=== Work to do ===
Search the records that follow and extract every line containing the string "annotation".
— BEGIN Available data —
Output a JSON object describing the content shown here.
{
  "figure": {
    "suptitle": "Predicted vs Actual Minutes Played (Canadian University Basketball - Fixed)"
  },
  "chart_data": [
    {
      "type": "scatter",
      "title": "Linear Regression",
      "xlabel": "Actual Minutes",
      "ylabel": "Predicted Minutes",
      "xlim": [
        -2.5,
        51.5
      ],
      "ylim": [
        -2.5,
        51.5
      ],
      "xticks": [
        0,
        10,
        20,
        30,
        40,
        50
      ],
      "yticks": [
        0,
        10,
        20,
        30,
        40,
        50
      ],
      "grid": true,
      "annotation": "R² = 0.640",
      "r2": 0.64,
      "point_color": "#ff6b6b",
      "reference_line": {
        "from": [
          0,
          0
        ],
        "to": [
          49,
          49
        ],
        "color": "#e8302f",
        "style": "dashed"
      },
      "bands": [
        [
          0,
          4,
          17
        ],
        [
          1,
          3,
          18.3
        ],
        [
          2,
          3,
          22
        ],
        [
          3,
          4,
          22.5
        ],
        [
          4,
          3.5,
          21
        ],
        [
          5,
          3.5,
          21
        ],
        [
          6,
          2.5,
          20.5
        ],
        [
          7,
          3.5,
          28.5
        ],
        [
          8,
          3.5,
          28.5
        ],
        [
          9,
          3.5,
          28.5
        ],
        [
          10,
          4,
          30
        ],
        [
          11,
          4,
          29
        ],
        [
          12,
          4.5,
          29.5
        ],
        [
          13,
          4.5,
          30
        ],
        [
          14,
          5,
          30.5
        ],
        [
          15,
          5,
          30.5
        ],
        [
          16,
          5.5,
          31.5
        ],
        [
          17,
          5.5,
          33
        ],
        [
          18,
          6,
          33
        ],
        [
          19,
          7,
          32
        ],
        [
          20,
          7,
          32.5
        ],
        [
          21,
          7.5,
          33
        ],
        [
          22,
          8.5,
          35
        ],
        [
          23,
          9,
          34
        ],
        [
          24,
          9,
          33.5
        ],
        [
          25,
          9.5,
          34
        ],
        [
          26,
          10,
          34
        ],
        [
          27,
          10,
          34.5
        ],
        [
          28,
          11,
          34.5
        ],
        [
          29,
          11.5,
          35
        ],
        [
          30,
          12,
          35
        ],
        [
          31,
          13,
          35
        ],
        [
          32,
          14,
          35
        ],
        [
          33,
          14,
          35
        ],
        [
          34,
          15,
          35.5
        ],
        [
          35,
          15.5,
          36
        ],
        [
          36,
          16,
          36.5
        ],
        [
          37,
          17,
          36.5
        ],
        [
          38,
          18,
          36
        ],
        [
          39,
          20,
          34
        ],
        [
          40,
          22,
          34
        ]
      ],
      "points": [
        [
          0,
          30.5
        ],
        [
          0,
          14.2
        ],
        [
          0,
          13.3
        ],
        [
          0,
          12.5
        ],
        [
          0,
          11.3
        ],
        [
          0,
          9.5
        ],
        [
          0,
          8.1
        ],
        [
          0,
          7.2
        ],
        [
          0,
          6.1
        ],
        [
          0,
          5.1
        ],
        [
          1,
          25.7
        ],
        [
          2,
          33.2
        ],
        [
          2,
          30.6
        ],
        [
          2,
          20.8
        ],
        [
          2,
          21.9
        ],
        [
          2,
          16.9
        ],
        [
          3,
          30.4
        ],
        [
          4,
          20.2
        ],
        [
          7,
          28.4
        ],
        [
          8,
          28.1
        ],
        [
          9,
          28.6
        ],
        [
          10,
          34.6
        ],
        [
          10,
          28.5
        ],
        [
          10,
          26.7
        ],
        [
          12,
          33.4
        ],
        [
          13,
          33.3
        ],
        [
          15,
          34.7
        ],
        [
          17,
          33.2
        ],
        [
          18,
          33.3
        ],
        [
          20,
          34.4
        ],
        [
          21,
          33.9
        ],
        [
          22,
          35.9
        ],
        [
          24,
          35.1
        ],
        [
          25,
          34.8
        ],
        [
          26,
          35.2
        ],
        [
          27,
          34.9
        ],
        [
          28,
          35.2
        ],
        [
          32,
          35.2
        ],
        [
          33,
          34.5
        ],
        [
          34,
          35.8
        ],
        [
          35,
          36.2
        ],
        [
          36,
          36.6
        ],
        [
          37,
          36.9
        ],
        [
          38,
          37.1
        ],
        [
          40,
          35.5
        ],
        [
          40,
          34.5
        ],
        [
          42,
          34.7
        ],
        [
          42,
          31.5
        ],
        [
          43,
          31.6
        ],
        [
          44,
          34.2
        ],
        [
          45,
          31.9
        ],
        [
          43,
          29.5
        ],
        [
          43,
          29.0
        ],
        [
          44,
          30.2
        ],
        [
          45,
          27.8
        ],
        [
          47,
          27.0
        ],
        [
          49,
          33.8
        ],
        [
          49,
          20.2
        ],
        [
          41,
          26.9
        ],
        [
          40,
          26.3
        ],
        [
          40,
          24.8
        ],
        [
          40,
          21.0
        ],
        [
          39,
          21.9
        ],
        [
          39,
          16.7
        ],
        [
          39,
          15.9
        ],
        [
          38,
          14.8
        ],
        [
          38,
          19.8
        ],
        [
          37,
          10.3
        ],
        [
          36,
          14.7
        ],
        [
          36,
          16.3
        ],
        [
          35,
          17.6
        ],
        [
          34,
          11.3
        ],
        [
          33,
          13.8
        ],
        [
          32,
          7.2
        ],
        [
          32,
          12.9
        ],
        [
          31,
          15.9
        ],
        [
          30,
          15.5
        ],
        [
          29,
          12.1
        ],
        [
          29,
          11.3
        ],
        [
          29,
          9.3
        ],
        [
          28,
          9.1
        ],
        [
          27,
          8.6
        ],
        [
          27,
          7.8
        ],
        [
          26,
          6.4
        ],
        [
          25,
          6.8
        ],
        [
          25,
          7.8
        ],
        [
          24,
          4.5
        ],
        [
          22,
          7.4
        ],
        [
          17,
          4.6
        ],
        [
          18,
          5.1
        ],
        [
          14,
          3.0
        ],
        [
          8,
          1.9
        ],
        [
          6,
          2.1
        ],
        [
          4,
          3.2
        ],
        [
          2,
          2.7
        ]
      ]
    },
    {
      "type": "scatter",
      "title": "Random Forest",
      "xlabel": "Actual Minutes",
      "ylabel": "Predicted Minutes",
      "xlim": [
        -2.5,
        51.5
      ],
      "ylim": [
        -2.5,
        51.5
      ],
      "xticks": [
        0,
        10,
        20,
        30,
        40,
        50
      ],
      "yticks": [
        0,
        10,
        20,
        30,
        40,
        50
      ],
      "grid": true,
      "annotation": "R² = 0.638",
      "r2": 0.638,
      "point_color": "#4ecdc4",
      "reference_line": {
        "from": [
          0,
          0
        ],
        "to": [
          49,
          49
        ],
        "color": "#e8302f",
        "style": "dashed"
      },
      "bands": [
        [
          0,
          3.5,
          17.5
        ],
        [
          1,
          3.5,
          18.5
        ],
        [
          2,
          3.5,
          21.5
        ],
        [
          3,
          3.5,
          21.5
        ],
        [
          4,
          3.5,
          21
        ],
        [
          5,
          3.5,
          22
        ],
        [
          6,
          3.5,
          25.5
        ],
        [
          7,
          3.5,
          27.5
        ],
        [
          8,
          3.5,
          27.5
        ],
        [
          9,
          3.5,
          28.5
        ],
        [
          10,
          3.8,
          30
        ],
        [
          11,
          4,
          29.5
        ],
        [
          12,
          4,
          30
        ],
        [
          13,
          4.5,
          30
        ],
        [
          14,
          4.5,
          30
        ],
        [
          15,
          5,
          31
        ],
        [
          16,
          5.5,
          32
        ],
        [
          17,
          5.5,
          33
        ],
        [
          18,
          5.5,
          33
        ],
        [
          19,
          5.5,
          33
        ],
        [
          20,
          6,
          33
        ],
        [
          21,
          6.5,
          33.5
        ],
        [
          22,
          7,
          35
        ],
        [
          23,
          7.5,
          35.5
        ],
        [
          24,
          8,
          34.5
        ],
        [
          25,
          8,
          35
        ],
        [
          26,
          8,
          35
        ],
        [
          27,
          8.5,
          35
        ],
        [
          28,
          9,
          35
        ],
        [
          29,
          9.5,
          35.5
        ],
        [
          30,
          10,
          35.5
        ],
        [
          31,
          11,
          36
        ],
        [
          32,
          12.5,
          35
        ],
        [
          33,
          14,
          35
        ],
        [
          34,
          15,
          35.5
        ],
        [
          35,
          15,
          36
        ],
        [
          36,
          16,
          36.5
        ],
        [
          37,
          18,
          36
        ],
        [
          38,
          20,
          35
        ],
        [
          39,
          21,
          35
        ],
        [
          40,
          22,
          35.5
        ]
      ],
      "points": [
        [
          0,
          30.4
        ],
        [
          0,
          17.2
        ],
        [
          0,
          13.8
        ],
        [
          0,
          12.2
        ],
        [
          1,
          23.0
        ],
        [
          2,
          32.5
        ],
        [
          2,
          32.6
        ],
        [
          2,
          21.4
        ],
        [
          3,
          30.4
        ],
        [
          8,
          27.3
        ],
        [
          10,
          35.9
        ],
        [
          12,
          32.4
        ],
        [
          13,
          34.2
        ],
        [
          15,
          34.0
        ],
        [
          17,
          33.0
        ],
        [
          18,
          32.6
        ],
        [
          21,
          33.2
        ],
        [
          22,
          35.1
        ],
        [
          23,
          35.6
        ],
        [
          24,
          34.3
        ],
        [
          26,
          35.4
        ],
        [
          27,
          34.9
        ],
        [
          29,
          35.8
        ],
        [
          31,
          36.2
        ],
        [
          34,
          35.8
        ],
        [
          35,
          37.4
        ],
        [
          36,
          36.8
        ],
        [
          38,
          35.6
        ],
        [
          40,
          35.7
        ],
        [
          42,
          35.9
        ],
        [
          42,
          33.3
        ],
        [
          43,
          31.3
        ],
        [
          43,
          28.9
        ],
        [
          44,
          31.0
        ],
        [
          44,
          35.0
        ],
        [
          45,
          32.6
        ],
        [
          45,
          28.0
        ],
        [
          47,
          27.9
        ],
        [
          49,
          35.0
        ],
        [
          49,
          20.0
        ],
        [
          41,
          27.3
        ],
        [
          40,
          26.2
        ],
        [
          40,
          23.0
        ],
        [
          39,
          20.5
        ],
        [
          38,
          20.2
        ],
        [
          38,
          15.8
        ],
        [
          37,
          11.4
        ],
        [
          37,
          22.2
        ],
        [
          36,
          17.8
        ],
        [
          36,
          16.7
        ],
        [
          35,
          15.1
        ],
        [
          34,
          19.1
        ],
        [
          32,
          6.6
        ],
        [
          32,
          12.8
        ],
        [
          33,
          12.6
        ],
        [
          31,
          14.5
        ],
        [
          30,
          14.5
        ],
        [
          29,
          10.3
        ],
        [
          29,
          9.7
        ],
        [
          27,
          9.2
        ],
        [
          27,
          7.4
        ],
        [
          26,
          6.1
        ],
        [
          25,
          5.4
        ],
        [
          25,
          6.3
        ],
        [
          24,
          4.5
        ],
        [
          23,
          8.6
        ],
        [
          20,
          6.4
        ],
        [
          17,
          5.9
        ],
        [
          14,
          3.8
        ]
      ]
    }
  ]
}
— END Available data —
=== Result for this task ===
      "annotation": "R² = 0.640",
      "annotation": "R² = 0.638",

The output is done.